* [Description of the task]
Write every line out verbatim and omit the pictures.

>> Begin Task input

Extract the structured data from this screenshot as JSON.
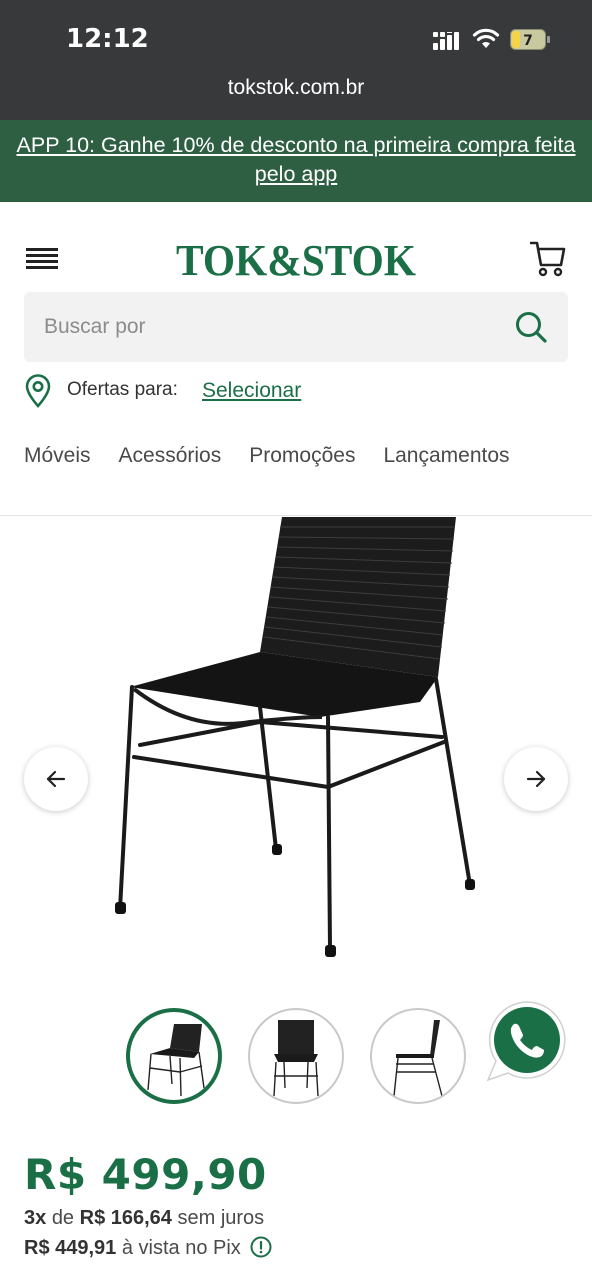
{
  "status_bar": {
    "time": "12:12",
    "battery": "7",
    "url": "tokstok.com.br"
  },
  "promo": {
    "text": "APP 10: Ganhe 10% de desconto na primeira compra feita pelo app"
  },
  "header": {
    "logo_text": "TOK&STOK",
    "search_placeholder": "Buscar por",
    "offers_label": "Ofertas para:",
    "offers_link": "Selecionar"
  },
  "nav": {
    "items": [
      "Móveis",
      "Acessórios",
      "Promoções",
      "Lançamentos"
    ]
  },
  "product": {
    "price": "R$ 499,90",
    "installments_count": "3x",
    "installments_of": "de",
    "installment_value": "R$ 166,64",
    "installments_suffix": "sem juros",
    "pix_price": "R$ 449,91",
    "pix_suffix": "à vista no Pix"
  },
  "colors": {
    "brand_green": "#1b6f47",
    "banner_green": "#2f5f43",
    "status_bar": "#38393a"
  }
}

>> End Task input

* [Task result]
Extract the structured data from this screenshot as JSON.
{
  "status_bar": {
    "time": "12:12",
    "battery": "7",
    "url": "tokstok.com.br"
  },
  "promo": {
    "text": "APP 10: Ganhe 10% de desconto na primeira compra feita pelo app"
  },
  "header": {
    "logo_text": "TOK&STOK",
    "search_placeholder": "Buscar por",
    "offers_label": "Ofertas para:",
    "offers_link": "Selecionar"
  },
  "nav": {
    "items": [
      "Móveis",
      "Acessórios",
      "Promoções",
      "Lançamentos"
    ]
  },
  "product": {
    "price": "R$ 499,90",
    "installments_count": "3x",
    "installments_of": "de",
    "installment_value": "R$ 166,64",
    "installments_suffix": "sem juros",
    "pix_price": "R$ 449,91",
    "pix_suffix": "à vista no Pix"
  },
  "colors": {
    "brand_green": "#1b6f47",
    "banner_green": "#2f5f43",
    "status_bar": "#38393a"
  }
}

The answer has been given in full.